--- START INPUT DATA ---

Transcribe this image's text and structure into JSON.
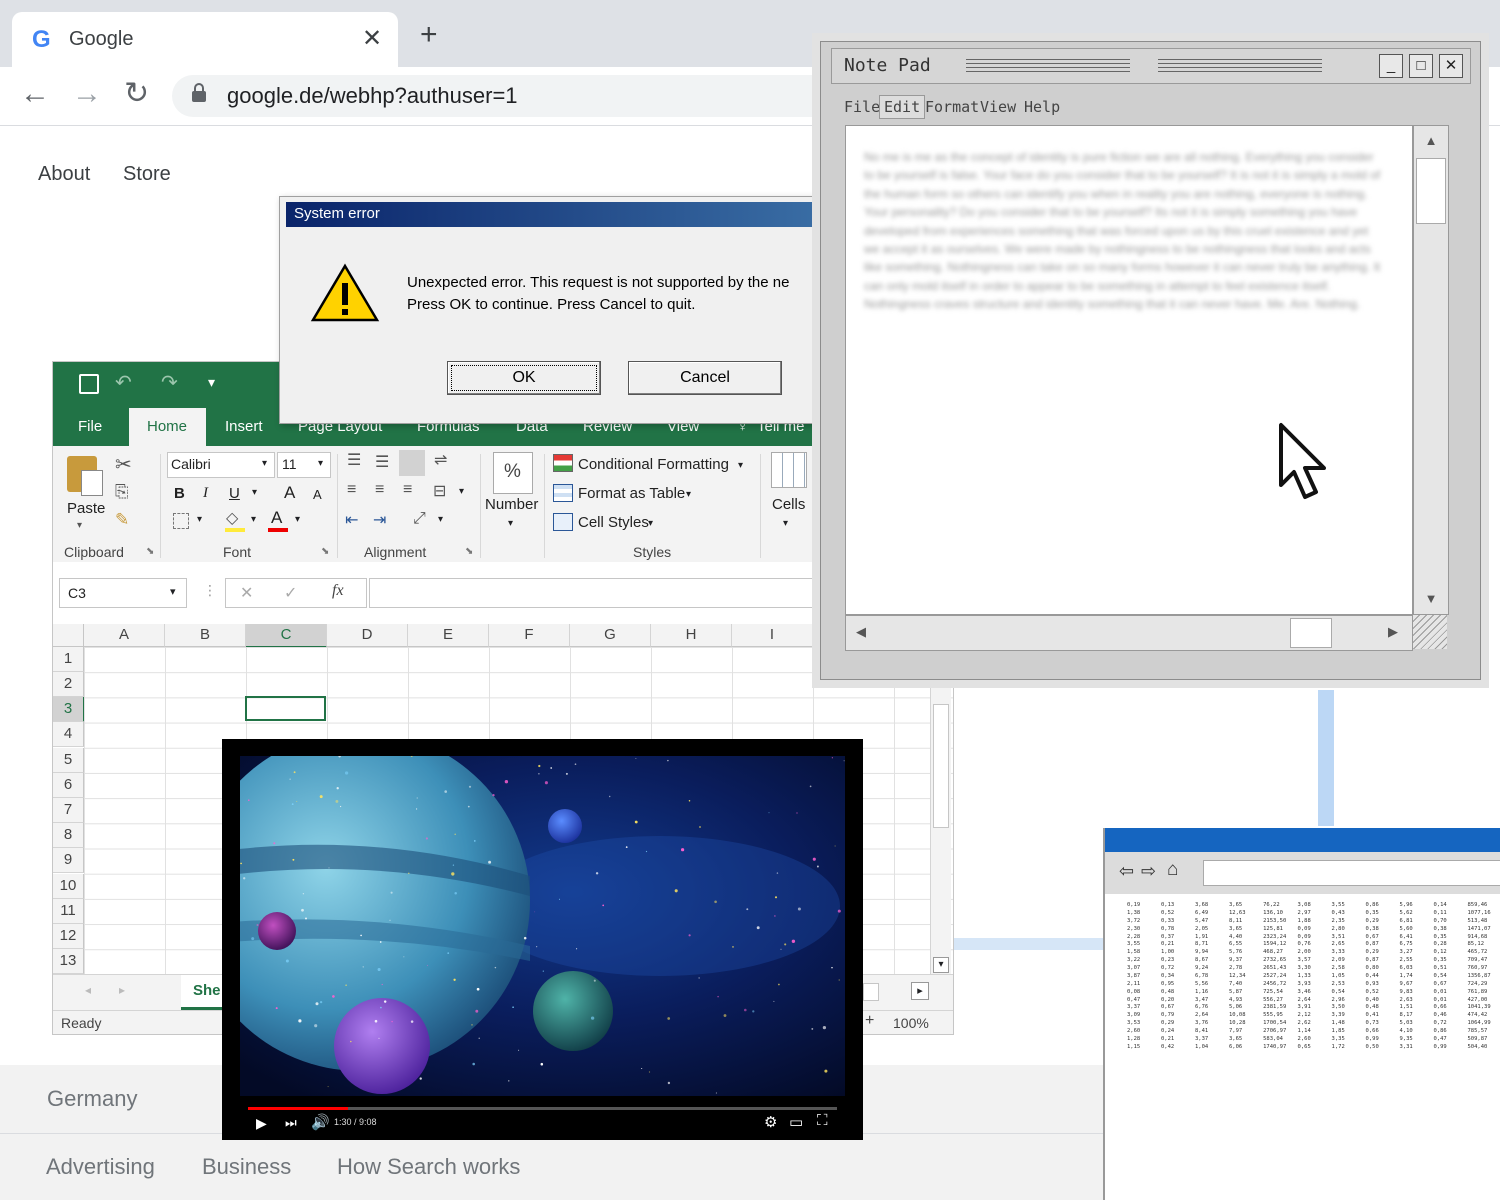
{
  "browser": {
    "tab_title": "Google",
    "tab_icon": "google-g-icon",
    "url": "google.de/webhp?authuser=1",
    "nav_links": [
      "About",
      "Store"
    ],
    "footer_country": "Germany",
    "footer_links": [
      "Advertising",
      "Business",
      "How Search works"
    ]
  },
  "excel": {
    "tabs": [
      "File",
      "Home",
      "Insert",
      "Page Layout",
      "Formulas",
      "Data",
      "Review",
      "View",
      "Tell me"
    ],
    "clipboard": {
      "paste": "Paste",
      "group": "Clipboard"
    },
    "font": {
      "name": "Calibri",
      "size": "11",
      "bold": "B",
      "italic": "I",
      "underline": "U",
      "grow": "A",
      "shrink": "A",
      "font_color": "A",
      "group": "Font"
    },
    "alignment_group": "Alignment",
    "number": {
      "symbol": "%",
      "label": "Number"
    },
    "styles": {
      "conditional": "Conditional Formatting",
      "table": "Format as Table",
      "cell": "Cell Styles",
      "group": "Styles"
    },
    "cells_label": "Cells",
    "name_box": "C3",
    "fx": "fx",
    "columns": [
      "A",
      "B",
      "C",
      "D",
      "E",
      "F",
      "G",
      "H",
      "I"
    ],
    "rows": [
      "1",
      "2",
      "3",
      "4",
      "5",
      "6",
      "7",
      "8",
      "9",
      "10",
      "11",
      "12",
      "13"
    ],
    "sheet_tab": "She",
    "status": "Ready",
    "zoom": "100%",
    "accent": "#217346"
  },
  "dialog": {
    "title": "System error",
    "icon": "warning-icon",
    "line1": "Unexpected error. This request is not supported by the ne",
    "line2": "Press OK to continue. Press Cancel to quit.",
    "ok": "OK",
    "cancel": "Cancel"
  },
  "notepad": {
    "title": "Note Pad",
    "menu": [
      "File",
      "Edit",
      "Format",
      "View",
      "Help"
    ],
    "body": "No me is me as the concept of identity is pure fiction we are all nothing. Everything you consider to be yourself is false. Your face do you consider that to be yourself? It is not it is simply a mold of the human form so others can identify you when in reality you are nothing, everyone is nothing. Your personality? Do you consider that to be yourself? Its not it is simply something you have developed from experiences something that was forced upon us by this cruel existence and yet we accept it as ourselves. We were made by nothingness to be nothingness that looks and acts like something. Nothingness can take on so many forms however it can never truly be anything. It can only mold itself in order to appear to be something in attempt to feel existence itself. Nothingness craves structure and identity something that it can never have. Me. Are. Nothing."
  },
  "video": {
    "time": "1:30 / 9:08",
    "progress": 0.17
  },
  "mini_browser": {
    "table": [
      [
        "0,19",
        "0,13",
        "3,68",
        "3,65",
        "76,22",
        "3,08",
        "3,55",
        "0,86",
        "5,96",
        "0,14",
        "859,46"
      ],
      [
        "1,38",
        "0,52",
        "6,49",
        "12,63",
        "136,10",
        "2,97",
        "0,43",
        "0,35",
        "5,62",
        "0,11",
        "1077,16"
      ],
      [
        "3,72",
        "0,33",
        "5,47",
        "8,11",
        "2153,50",
        "1,88",
        "2,35",
        "0,29",
        "6,81",
        "0,70",
        "513,48"
      ],
      [
        "2,30",
        "0,78",
        "2,05",
        "3,65",
        "125,81",
        "0,09",
        "2,80",
        "0,38",
        "5,60",
        "0,38",
        "1471,07"
      ],
      [
        "2,28",
        "0,37",
        "1,91",
        "4,40",
        "2323,24",
        "0,09",
        "3,51",
        "0,67",
        "6,41",
        "0,35",
        "914,68"
      ],
      [
        "3,55",
        "0,21",
        "8,71",
        "6,55",
        "1594,12",
        "0,76",
        "2,65",
        "0,87",
        "6,75",
        "0,28",
        "85,12"
      ],
      [
        "1,58",
        "1,00",
        "9,94",
        "5,76",
        "468,27",
        "2,00",
        "3,33",
        "0,29",
        "3,27",
        "0,12",
        "465,72"
      ],
      [
        "3,22",
        "0,23",
        "8,67",
        "9,37",
        "2732,65",
        "3,57",
        "2,09",
        "0,87",
        "2,55",
        "0,35",
        "709,47"
      ],
      [
        "3,07",
        "0,72",
        "9,24",
        "2,78",
        "2651,43",
        "3,30",
        "2,58",
        "0,80",
        "6,03",
        "0,51",
        "760,97"
      ],
      [
        "3,87",
        "0,34",
        "6,78",
        "12,34",
        "2527,24",
        "1,33",
        "1,05",
        "0,44",
        "1,74",
        "0,54",
        "1356,87"
      ],
      [
        "2,11",
        "0,95",
        "5,56",
        "7,40",
        "2456,72",
        "3,93",
        "2,53",
        "0,93",
        "9,67",
        "0,67",
        "724,29"
      ],
      [
        "0,08",
        "0,48",
        "1,16",
        "5,87",
        "725,54",
        "3,46",
        "0,54",
        "0,52",
        "9,83",
        "0,01",
        "761,89"
      ],
      [
        "0,47",
        "0,20",
        "3,47",
        "4,93",
        "556,27",
        "2,64",
        "2,96",
        "0,40",
        "2,63",
        "0,01",
        "427,00"
      ],
      [
        "3,37",
        "0,67",
        "6,76",
        "5,06",
        "2381,59",
        "3,91",
        "3,50",
        "0,48",
        "1,51",
        "0,66",
        "1041,39"
      ],
      [
        "3,09",
        "0,79",
        "2,64",
        "10,08",
        "555,95",
        "2,12",
        "3,39",
        "0,41",
        "8,17",
        "0,46",
        "474,42"
      ],
      [
        "3,53",
        "0,29",
        "3,76",
        "10,28",
        "1700,54",
        "2,62",
        "1,48",
        "0,73",
        "5,03",
        "0,72",
        "1064,99"
      ],
      [
        "2,60",
        "0,24",
        "8,41",
        "7,97",
        "2706,97",
        "1,14",
        "1,85",
        "0,66",
        "4,10",
        "0,86",
        "785,57"
      ],
      [
        "1,28",
        "0,21",
        "3,37",
        "3,65",
        "583,04",
        "2,60",
        "3,35",
        "0,99",
        "9,35",
        "0,47",
        "509,87"
      ],
      [
        "1,15",
        "0,42",
        "1,04",
        "6,06",
        "1740,97",
        "0,65",
        "1,72",
        "0,50",
        "3,31",
        "0,99",
        "504,40"
      ]
    ]
  }
}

--- END INPUT DATA ---

__EXERCISE GOAL__. Omit the pictures, then output the rest of the listing exactly.

__WORKED ANSWER__.
Transcribe this image's text and structure into JSON.
{
  "browser": {
    "tab_title": "Google",
    "tab_icon": "google-g-icon",
    "url": "google.de/webhp?authuser=1",
    "nav_links": [
      "About",
      "Store"
    ],
    "footer_country": "Germany",
    "footer_links": [
      "Advertising",
      "Business",
      "How Search works"
    ]
  },
  "excel": {
    "tabs": [
      "File",
      "Home",
      "Insert",
      "Page Layout",
      "Formulas",
      "Data",
      "Review",
      "View",
      "Tell me"
    ],
    "clipboard": {
      "paste": "Paste",
      "group": "Clipboard"
    },
    "font": {
      "name": "Calibri",
      "size": "11",
      "bold": "B",
      "italic": "I",
      "underline": "U",
      "grow": "A",
      "shrink": "A",
      "font_color": "A",
      "group": "Font"
    },
    "alignment_group": "Alignment",
    "number": {
      "symbol": "%",
      "label": "Number"
    },
    "styles": {
      "conditional": "Conditional Formatting",
      "table": "Format as Table",
      "cell": "Cell Styles",
      "group": "Styles"
    },
    "cells_label": "Cells",
    "name_box": "C3",
    "fx": "fx",
    "columns": [
      "A",
      "B",
      "C",
      "D",
      "E",
      "F",
      "G",
      "H",
      "I"
    ],
    "rows": [
      "1",
      "2",
      "3",
      "4",
      "5",
      "6",
      "7",
      "8",
      "9",
      "10",
      "11",
      "12",
      "13"
    ],
    "sheet_tab": "She",
    "status": "Ready",
    "zoom": "100%",
    "accent": "#217346"
  },
  "dialog": {
    "title": "System error",
    "icon": "warning-icon",
    "line1": "Unexpected error. This request is not supported by the ne",
    "line2": "Press OK to continue. Press Cancel to quit.",
    "ok": "OK",
    "cancel": "Cancel"
  },
  "notepad": {
    "title": "Note Pad",
    "menu": [
      "File",
      "Edit",
      "Format",
      "View",
      "Help"
    ],
    "body": "No me is me as the concept of identity is pure fiction we are all nothing. Everything you consider to be yourself is false. Your face do you consider that to be yourself? It is not it is simply a mold of the human form so others can identify you when in reality you are nothing, everyone is nothing. Your personality? Do you consider that to be yourself? Its not it is simply something you have developed from experiences something that was forced upon us by this cruel existence and yet we accept it as ourselves. We were made by nothingness to be nothingness that looks and acts like something. Nothingness can take on so many forms however it can never truly be anything. It can only mold itself in order to appear to be something in attempt to feel existence itself. Nothingness craves structure and identity something that it can never have. Me. Are. Nothing."
  },
  "video": {
    "time": "1:30 / 9:08",
    "progress": 0.17
  },
  "mini_browser": {
    "table": [
      [
        "0,19",
        "0,13",
        "3,68",
        "3,65",
        "76,22",
        "3,08",
        "3,55",
        "0,86",
        "5,96",
        "0,14",
        "859,46"
      ],
      [
        "1,38",
        "0,52",
        "6,49",
        "12,63",
        "136,10",
        "2,97",
        "0,43",
        "0,35",
        "5,62",
        "0,11",
        "1077,16"
      ],
      [
        "3,72",
        "0,33",
        "5,47",
        "8,11",
        "2153,50",
        "1,88",
        "2,35",
        "0,29",
        "6,81",
        "0,70",
        "513,48"
      ],
      [
        "2,30",
        "0,78",
        "2,05",
        "3,65",
        "125,81",
        "0,09",
        "2,80",
        "0,38",
        "5,60",
        "0,38",
        "1471,07"
      ],
      [
        "2,28",
        "0,37",
        "1,91",
        "4,40",
        "2323,24",
        "0,09",
        "3,51",
        "0,67",
        "6,41",
        "0,35",
        "914,68"
      ],
      [
        "3,55",
        "0,21",
        "8,71",
        "6,55",
        "1594,12",
        "0,76",
        "2,65",
        "0,87",
        "6,75",
        "0,28",
        "85,12"
      ],
      [
        "1,58",
        "1,00",
        "9,94",
        "5,76",
        "468,27",
        "2,00",
        "3,33",
        "0,29",
        "3,27",
        "0,12",
        "465,72"
      ],
      [
        "3,22",
        "0,23",
        "8,67",
        "9,37",
        "2732,65",
        "3,57",
        "2,09",
        "0,87",
        "2,55",
        "0,35",
        "709,47"
      ],
      [
        "3,07",
        "0,72",
        "9,24",
        "2,78",
        "2651,43",
        "3,30",
        "2,58",
        "0,80",
        "6,03",
        "0,51",
        "760,97"
      ],
      [
        "3,87",
        "0,34",
        "6,78",
        "12,34",
        "2527,24",
        "1,33",
        "1,05",
        "0,44",
        "1,74",
        "0,54",
        "1356,87"
      ],
      [
        "2,11",
        "0,95",
        "5,56",
        "7,40",
        "2456,72",
        "3,93",
        "2,53",
        "0,93",
        "9,67",
        "0,67",
        "724,29"
      ],
      [
        "0,08",
        "0,48",
        "1,16",
        "5,87",
        "725,54",
        "3,46",
        "0,54",
        "0,52",
        "9,83",
        "0,01",
        "761,89"
      ],
      [
        "0,47",
        "0,20",
        "3,47",
        "4,93",
        "556,27",
        "2,64",
        "2,96",
        "0,40",
        "2,63",
        "0,01",
        "427,00"
      ],
      [
        "3,37",
        "0,67",
        "6,76",
        "5,06",
        "2381,59",
        "3,91",
        "3,50",
        "0,48",
        "1,51",
        "0,66",
        "1041,39"
      ],
      [
        "3,09",
        "0,79",
        "2,64",
        "10,08",
        "555,95",
        "2,12",
        "3,39",
        "0,41",
        "8,17",
        "0,46",
        "474,42"
      ],
      [
        "3,53",
        "0,29",
        "3,76",
        "10,28",
        "1700,54",
        "2,62",
        "1,48",
        "0,73",
        "5,03",
        "0,72",
        "1064,99"
      ],
      [
        "2,60",
        "0,24",
        "8,41",
        "7,97",
        "2706,97",
        "1,14",
        "1,85",
        "0,66",
        "4,10",
        "0,86",
        "785,57"
      ],
      [
        "1,28",
        "0,21",
        "3,37",
        "3,65",
        "583,04",
        "2,60",
        "3,35",
        "0,99",
        "9,35",
        "0,47",
        "509,87"
      ],
      [
        "1,15",
        "0,42",
        "1,04",
        "6,06",
        "1740,97",
        "0,65",
        "1,72",
        "0,50",
        "3,31",
        "0,99",
        "504,40"
      ]
    ]
  }
}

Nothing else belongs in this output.